## start Exercise input

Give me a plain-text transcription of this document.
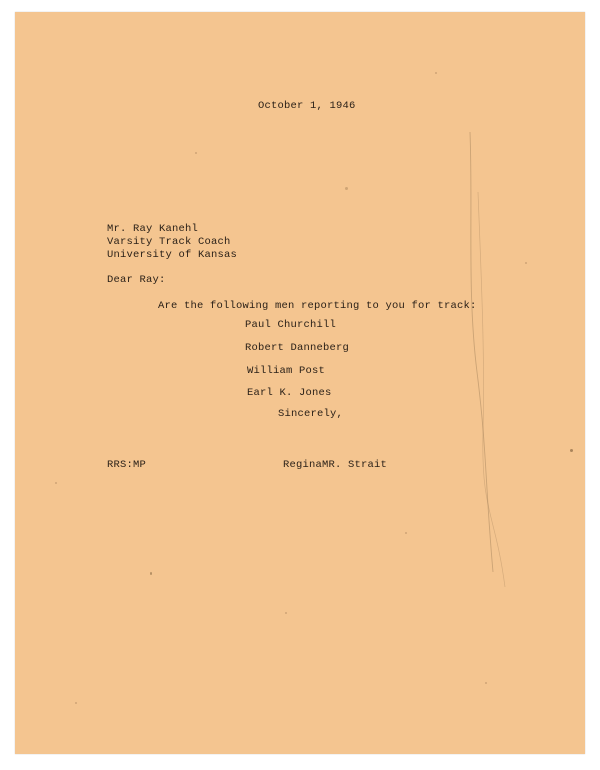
October 1, 1946
Mr. Ray Kanehl
Varsity Track Coach
University of Kansas
Dear Ray:
Are the following men reporting to you for track:
Paul Churchill
Robert Danneberg
William Post
Earl K. Jones
Sincerely,
RRS:MP	ReginaMR. Strait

## end Exercise input

• **Given task**
Every record above must be given again exactly; drop the pictures.

• **Exercise solution**
Give me a plain-text transcription of this document.
October 1, 1946
Mr. Ray Kanehl
Varsity Track Coach
University of Kansas
Dear Ray:
Are the following men reporting to you for track:
Paul Churchill
Robert Danneberg
William Post
Earl K. Jones
Sincerely,
RRS:MP	ReginaMR. Strait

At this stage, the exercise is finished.